## Goal
Give the data below again, word for word.

## Provided data
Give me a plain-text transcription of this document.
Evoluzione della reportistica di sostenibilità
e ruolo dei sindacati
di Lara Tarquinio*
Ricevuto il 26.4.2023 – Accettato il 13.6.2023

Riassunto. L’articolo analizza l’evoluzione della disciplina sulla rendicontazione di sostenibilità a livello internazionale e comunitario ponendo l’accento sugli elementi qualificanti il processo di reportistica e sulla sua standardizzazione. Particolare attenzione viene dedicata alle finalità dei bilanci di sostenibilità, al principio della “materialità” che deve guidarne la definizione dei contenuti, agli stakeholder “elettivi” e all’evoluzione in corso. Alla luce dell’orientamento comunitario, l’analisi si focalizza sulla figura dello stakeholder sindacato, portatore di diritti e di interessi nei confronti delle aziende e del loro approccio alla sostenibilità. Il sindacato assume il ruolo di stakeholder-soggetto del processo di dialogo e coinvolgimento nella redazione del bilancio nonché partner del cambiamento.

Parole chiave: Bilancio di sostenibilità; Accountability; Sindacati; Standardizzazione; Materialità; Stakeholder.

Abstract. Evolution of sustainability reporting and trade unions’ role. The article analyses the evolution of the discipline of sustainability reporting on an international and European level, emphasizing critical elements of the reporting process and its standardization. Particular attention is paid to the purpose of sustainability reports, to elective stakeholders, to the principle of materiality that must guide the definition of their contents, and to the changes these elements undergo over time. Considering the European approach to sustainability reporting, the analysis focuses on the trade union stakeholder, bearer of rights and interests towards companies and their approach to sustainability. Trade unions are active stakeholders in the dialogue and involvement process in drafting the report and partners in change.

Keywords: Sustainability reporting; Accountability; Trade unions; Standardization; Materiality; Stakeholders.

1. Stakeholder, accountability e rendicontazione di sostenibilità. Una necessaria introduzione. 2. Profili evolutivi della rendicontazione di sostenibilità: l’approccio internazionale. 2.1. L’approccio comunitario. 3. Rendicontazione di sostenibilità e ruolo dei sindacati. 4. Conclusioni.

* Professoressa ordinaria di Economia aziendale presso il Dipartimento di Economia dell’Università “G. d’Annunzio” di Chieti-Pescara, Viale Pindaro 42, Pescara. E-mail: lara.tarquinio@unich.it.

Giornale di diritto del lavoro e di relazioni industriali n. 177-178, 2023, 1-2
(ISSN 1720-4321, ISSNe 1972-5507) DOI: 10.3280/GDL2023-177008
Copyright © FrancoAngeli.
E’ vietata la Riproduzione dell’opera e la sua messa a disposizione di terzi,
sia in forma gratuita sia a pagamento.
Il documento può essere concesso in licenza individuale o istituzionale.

## Worked solution
Give me a plain-text transcription of this document.
Evoluzione della reportistica di sostenibilità
e ruolo dei sindacati
di Lara Tarquinio*
Ricevuto il 26.4.2023 – Accettato il 13.6.2023

Riassunto. L’articolo analizza l’evoluzione della disciplina sulla rendicontazione di sostenibilità a livello internazionale e comunitario ponendo l’accento sugli elementi qualificanti il processo di reportistica e sulla sua standardizzazione. Particolare attenzione viene dedicata alle finalità dei bilanci di sostenibilità, al principio della “materialità” che deve guidarne la definizione dei contenuti, agli stakeholder “elettivi” e all’evoluzione in corso. Alla luce dell’orientamento comunitario, l’analisi si focalizza sulla figura dello stakeholder sindacato, portatore di diritti e di interessi nei confronti delle aziende e del loro approccio alla sostenibilità. Il sindacato assume il ruolo di stakeholder-soggetto del processo di dialogo e coinvolgimento nella redazione del bilancio nonché partner del cambiamento.

Parole chiave: Bilancio di sostenibilità; Accountability; Sindacati; Standardizzazione; Materialità; Stakeholder.

Abstract. Evolution of sustainability reporting and trade unions’ role. The article analyses the evolution of the discipline of sustainability reporting on an international and European level, emphasizing critical elements of the reporting process and its standardization. Particular attention is paid to the purpose of sustainability reports, to elective stakeholders, to the principle of materiality that must guide the definition of their contents, and to the changes these elements undergo over time. Considering the European approach to sustainability reporting, the analysis focuses on the trade union stakeholder, bearer of rights and interests towards companies and their approach to sustainability. Trade unions are active stakeholders in the dialogue and involvement process in drafting the report and partners in change.

Keywords: Sustainability reporting; Accountability; Trade unions; Standardization; Materiality; Stakeholders.

1. Stakeholder, accountability e rendicontazione di sostenibilità. Una necessaria introduzione. 2. Profili evolutivi della rendicontazione di sostenibilità: l’approccio internazionale. 2.1. L’approccio comunitario. 3. Rendicontazione di sostenibilità e ruolo dei sindacati. 4. Conclusioni.

* Professoressa ordinaria di Economia aziendale presso il Dipartimento di Economia dell’Università “G. d’Annunzio” di Chieti-Pescara, Viale Pindaro 42, Pescara. E-mail: lara.tarquinio@unich.it.

Giornale di diritto del lavoro e di relazioni industriali n. 177-178, 2023, 1-2
(ISSN 1720-4321, ISSNe 1972-5507) DOI: 10.3280/GDL2023-177008
Copyright © FrancoAngeli.
E’ vietata la Riproduzione dell’opera e la sua messa a disposizione di terzi,
sia in forma gratuita sia a pagamento.
Il documento può essere concesso in licenza individuale o istituzionale.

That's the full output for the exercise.